- **Your instructions**
For each line that holds "TARGET", copy the line out.
**** Entries supplied ****
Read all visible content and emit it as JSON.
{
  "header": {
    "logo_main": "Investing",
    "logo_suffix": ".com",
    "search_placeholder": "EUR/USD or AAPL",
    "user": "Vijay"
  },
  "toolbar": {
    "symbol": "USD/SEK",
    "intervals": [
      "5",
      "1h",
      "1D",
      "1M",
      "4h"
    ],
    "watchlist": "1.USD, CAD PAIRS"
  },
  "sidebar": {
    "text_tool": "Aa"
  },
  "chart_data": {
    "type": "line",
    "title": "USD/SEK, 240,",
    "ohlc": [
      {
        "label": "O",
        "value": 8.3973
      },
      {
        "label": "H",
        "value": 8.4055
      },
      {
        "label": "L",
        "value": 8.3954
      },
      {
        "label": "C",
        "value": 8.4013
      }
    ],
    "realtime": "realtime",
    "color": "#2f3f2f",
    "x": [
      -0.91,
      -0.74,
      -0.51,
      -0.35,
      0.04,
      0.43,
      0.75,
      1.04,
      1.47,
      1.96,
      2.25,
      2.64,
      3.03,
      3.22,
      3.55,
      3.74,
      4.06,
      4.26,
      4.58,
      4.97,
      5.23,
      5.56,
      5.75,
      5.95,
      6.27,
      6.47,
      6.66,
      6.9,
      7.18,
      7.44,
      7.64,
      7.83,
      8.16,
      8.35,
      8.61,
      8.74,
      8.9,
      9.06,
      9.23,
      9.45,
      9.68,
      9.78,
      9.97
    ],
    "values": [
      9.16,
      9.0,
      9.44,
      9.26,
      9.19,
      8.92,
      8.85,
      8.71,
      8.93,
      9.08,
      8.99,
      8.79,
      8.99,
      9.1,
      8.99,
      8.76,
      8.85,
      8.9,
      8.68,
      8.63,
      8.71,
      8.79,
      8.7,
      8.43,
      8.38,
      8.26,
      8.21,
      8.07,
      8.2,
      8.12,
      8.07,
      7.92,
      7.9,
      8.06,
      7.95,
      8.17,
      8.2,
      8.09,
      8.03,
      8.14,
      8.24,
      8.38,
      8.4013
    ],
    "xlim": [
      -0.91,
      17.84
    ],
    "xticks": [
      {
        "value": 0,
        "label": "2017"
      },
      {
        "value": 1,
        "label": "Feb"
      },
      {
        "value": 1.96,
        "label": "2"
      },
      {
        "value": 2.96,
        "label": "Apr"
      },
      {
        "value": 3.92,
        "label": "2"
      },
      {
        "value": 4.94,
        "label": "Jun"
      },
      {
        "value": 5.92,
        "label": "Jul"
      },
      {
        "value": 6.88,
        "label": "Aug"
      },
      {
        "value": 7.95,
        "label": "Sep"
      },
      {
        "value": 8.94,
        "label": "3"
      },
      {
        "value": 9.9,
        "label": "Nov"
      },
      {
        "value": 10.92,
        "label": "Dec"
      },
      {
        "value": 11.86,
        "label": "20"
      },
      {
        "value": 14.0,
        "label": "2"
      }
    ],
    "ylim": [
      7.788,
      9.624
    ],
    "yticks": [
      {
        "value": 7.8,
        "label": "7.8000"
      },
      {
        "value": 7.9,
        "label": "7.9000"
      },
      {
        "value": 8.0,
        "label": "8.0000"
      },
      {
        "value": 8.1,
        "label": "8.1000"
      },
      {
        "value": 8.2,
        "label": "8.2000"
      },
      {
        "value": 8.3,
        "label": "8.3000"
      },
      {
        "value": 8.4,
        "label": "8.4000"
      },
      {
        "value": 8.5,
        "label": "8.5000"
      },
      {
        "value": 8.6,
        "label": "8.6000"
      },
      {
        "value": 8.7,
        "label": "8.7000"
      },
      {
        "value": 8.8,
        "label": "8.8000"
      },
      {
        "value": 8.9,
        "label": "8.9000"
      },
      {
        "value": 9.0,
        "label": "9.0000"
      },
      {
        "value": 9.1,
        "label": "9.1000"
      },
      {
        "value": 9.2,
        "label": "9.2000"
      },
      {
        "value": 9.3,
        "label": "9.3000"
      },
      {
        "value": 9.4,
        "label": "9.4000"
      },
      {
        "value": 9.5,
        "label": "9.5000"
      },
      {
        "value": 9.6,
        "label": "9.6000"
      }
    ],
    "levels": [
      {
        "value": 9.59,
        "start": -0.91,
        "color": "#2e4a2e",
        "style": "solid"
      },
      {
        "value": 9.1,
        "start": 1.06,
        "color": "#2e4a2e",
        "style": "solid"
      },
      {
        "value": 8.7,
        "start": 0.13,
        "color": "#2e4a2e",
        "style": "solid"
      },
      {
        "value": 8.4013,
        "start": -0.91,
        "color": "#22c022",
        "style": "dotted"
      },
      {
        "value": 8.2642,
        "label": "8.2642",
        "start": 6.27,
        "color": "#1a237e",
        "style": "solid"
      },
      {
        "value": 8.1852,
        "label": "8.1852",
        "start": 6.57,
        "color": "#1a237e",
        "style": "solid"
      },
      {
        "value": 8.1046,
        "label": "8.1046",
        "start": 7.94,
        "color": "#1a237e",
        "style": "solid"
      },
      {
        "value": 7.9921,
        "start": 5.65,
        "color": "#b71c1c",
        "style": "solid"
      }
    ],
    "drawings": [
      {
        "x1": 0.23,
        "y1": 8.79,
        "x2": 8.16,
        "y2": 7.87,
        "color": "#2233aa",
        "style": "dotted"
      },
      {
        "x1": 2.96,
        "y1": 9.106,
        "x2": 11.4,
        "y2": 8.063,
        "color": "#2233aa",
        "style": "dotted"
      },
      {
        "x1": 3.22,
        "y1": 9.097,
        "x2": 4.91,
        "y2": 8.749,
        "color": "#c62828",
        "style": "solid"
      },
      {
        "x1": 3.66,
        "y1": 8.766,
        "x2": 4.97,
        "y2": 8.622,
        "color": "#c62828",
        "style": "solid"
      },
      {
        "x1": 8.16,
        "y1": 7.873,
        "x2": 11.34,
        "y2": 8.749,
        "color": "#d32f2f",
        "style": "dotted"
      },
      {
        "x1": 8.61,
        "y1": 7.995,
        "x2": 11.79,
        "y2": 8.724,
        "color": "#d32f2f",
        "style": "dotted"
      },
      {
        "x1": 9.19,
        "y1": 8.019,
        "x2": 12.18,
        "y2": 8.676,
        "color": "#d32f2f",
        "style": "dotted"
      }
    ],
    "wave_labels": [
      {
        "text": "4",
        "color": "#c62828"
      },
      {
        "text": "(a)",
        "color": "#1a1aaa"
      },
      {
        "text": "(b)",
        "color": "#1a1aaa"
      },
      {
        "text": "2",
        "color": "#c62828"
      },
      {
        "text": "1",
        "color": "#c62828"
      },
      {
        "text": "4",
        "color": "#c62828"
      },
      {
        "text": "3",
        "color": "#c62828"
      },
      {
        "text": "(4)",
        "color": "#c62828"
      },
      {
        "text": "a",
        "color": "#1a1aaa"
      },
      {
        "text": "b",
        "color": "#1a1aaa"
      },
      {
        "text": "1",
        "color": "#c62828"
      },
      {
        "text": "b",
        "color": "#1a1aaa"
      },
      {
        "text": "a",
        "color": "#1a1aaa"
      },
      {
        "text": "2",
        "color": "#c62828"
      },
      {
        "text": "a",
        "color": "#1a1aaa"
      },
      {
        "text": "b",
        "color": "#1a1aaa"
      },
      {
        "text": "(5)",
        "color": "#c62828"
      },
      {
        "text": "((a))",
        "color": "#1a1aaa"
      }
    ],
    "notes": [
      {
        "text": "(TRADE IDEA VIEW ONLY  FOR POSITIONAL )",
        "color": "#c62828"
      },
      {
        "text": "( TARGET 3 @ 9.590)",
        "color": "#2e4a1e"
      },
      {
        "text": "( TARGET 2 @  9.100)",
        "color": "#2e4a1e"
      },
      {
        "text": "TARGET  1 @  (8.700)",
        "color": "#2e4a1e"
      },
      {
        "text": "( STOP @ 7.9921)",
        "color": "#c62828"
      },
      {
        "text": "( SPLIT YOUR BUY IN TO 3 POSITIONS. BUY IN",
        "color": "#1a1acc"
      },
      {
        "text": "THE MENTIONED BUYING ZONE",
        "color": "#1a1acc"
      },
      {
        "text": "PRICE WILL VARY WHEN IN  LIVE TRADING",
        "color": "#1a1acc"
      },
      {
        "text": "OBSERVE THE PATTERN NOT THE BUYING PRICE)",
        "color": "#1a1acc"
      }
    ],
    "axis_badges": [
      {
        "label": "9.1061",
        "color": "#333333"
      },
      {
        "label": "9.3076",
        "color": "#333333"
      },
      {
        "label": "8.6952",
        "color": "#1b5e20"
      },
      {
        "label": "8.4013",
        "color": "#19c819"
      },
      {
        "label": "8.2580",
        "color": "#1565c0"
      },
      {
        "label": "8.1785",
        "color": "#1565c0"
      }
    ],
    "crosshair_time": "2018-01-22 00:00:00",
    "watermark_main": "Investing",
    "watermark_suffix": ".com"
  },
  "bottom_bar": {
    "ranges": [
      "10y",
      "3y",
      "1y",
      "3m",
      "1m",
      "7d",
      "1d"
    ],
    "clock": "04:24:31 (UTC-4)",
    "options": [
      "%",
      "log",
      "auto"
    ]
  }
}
****
- **Full output**
        "text": "( TARGET 3 @ 9.590)",
        "text": "( TARGET 2 @  9.100)",
        "text": "TARGET  1 @  (8.700)",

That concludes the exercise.